(Collection entries)
# # #
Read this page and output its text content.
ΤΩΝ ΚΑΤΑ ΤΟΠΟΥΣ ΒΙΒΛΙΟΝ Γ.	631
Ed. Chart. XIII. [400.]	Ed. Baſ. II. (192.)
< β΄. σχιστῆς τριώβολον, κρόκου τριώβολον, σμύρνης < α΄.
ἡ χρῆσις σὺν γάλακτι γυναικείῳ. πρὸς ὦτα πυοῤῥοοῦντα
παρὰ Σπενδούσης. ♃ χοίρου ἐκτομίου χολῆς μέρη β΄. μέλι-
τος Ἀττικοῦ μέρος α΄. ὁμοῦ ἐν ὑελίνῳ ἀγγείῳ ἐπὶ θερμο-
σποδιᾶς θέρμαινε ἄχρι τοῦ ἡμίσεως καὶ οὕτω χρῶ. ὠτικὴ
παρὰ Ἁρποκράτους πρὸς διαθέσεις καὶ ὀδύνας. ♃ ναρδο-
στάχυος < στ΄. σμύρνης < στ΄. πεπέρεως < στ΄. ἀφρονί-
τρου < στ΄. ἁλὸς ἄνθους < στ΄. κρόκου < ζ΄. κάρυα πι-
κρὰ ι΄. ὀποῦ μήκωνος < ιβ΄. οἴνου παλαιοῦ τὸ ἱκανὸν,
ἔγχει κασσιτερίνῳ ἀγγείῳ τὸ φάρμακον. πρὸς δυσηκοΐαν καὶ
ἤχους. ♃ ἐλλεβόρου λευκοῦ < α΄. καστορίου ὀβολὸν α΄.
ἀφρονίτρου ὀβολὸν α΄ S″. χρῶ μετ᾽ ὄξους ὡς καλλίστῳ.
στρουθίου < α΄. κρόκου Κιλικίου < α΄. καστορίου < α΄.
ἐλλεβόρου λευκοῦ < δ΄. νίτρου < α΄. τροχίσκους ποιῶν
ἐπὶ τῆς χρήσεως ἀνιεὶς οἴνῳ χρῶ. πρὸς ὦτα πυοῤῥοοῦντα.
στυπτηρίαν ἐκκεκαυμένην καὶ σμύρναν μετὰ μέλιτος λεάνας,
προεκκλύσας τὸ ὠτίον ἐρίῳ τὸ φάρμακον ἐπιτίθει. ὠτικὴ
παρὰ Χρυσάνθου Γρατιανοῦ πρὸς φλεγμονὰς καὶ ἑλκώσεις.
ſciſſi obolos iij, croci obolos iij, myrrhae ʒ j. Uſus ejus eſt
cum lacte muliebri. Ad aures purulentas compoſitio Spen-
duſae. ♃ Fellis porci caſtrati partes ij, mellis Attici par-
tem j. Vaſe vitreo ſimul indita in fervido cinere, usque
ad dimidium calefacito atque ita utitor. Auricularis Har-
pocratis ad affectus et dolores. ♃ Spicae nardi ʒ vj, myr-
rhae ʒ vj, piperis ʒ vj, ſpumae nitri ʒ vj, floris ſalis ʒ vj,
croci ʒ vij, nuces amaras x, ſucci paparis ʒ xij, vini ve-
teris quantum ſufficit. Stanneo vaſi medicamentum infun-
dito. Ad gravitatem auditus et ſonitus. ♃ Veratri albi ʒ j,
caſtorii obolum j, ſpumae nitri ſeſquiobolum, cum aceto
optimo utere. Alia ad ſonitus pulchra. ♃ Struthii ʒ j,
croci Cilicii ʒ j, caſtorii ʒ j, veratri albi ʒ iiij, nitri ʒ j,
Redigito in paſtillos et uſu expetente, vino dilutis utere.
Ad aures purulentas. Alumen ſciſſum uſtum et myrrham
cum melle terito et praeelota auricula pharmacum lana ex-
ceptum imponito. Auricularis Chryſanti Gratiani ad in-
# # #
# Given problem
Copy out each line exactly.

# Exercise output
Read this page and output its text content.
ΤΩΝ ΚΑΤΑ ΤΟΠΟΥΣ ΒΙΒΛΙΟΝ Γ.	631
Ed. Chart. XIII. [400.]	Ed. Baſ. II. (192.)
< β΄. σχιστῆς τριώβολον, κρόκου τριώβολον, σμύρνης < α΄.
ἡ χρῆσις σὺν γάλακτι γυναικείῳ. πρὸς ὦτα πυοῤῥοοῦντα
παρὰ Σπενδούσης. ♃ χοίρου ἐκτομίου χολῆς μέρη β΄. μέλι-
τος Ἀττικοῦ μέρος α΄. ὁμοῦ ἐν ὑελίνῳ ἀγγείῳ ἐπὶ θερμο-
σποδιᾶς θέρμαινε ἄχρι τοῦ ἡμίσεως καὶ οὕτω χρῶ. ὠτικὴ
παρὰ Ἁρποκράτους πρὸς διαθέσεις καὶ ὀδύνας. ♃ ναρδο-
στάχυος < στ΄. σμύρνης < στ΄. πεπέρεως < στ΄. ἀφρονί-
τρου < στ΄. ἁλὸς ἄνθους < στ΄. κρόκου < ζ΄. κάρυα πι-
κρὰ ι΄. ὀποῦ μήκωνος < ιβ΄. οἴνου παλαιοῦ τὸ ἱκανὸν,
ἔγχει κασσιτερίνῳ ἀγγείῳ τὸ φάρμακον. πρὸς δυσηκοΐαν καὶ
ἤχους. ♃ ἐλλεβόρου λευκοῦ < α΄. καστορίου ὀβολὸν α΄.
ἀφρονίτρου ὀβολὸν α΄ S″. χρῶ μετ᾽ ὄξους ὡς καλλίστῳ.
στρουθίου < α΄. κρόκου Κιλικίου < α΄. καστορίου < α΄.
ἐλλεβόρου λευκοῦ < δ΄. νίτρου < α΄. τροχίσκους ποιῶν
ἐπὶ τῆς χρήσεως ἀνιεὶς οἴνῳ χρῶ. πρὸς ὦτα πυοῤῥοοῦντα.
στυπτηρίαν ἐκκεκαυμένην καὶ σμύρναν μετὰ μέλιτος λεάνας,
προεκκλύσας τὸ ὠτίον ἐρίῳ τὸ φάρμακον ἐπιτίθει. ὠτικὴ
παρὰ Χρυσάνθου Γρατιανοῦ πρὸς φλεγμονὰς καὶ ἑλκώσεις.
ſciſſi obolos iij, croci obolos iij, myrrhae ʒ j. Uſus ejus eſt
cum lacte muliebri. Ad aures purulentas compoſitio Spen-
duſae. ♃ Fellis porci caſtrati partes ij, mellis Attici par-
tem j. Vaſe vitreo ſimul indita in fervido cinere, usque
ad dimidium calefacito atque ita utitor. Auricularis Har-
pocratis ad affectus et dolores. ♃ Spicae nardi ʒ vj, myr-
rhae ʒ vj, piperis ʒ vj, ſpumae nitri ʒ vj, floris ſalis ʒ vj,
croci ʒ vij, nuces amaras x, ſucci paparis ʒ xij, vini ve-
teris quantum ſufficit. Stanneo vaſi medicamentum infun-
dito. Ad gravitatem auditus et ſonitus. ♃ Veratri albi ʒ j,
caſtorii obolum j, ſpumae nitri ſeſquiobolum, cum aceto
optimo utere. Alia ad ſonitus pulchra. ♃ Struthii ʒ j,
croci Cilicii ʒ j, caſtorii ʒ j, veratri albi ʒ iiij, nitri ʒ j,
Redigito in paſtillos et uſu expetente, vino dilutis utere.
Ad aures purulentas. Alumen ſciſſum uſtum et myrrham
cum melle terito et praeelota auricula pharmacum lana ex-
ceptum imponito. Auricularis Chryſanti Gratiani ad in-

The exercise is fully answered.